Identify and pull out each line of the entries in which "title" occurs.

Data entries for graphics

##############################

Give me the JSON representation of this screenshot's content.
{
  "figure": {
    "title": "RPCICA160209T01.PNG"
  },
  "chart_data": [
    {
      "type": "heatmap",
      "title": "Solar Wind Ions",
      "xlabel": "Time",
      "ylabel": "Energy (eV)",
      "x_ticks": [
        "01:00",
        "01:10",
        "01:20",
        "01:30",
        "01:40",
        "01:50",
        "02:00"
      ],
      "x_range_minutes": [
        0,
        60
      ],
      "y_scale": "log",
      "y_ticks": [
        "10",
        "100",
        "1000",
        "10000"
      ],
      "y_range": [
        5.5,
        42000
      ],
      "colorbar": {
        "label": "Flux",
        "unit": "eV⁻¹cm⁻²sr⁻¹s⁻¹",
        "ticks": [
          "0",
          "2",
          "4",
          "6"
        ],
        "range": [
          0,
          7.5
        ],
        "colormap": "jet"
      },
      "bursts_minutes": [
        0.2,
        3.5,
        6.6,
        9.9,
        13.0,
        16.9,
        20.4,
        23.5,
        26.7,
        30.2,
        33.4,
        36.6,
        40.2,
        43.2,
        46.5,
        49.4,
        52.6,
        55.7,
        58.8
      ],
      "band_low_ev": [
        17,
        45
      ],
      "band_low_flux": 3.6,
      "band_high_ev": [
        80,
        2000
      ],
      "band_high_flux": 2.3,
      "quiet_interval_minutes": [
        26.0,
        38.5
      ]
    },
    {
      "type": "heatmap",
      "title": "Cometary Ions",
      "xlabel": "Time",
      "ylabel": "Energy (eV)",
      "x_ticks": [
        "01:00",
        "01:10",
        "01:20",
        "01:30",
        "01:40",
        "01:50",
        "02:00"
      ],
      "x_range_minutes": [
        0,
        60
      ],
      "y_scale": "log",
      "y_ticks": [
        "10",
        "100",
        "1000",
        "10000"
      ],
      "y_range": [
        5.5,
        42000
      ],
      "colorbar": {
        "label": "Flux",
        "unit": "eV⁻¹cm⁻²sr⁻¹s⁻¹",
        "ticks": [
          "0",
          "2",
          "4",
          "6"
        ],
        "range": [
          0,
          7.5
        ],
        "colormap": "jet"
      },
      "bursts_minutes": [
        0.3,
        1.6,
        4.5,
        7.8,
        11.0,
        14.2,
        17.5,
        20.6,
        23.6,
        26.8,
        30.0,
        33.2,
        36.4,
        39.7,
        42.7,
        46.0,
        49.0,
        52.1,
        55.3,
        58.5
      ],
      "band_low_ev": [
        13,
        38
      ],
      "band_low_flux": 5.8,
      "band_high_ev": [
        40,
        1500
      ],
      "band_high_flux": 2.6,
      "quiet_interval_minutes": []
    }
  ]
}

##############################

## Response to the task
    "title": "RPCICA160209T01.PNG"
      "title": "Solar Wind Ions",
      "title": "Cometary Ions",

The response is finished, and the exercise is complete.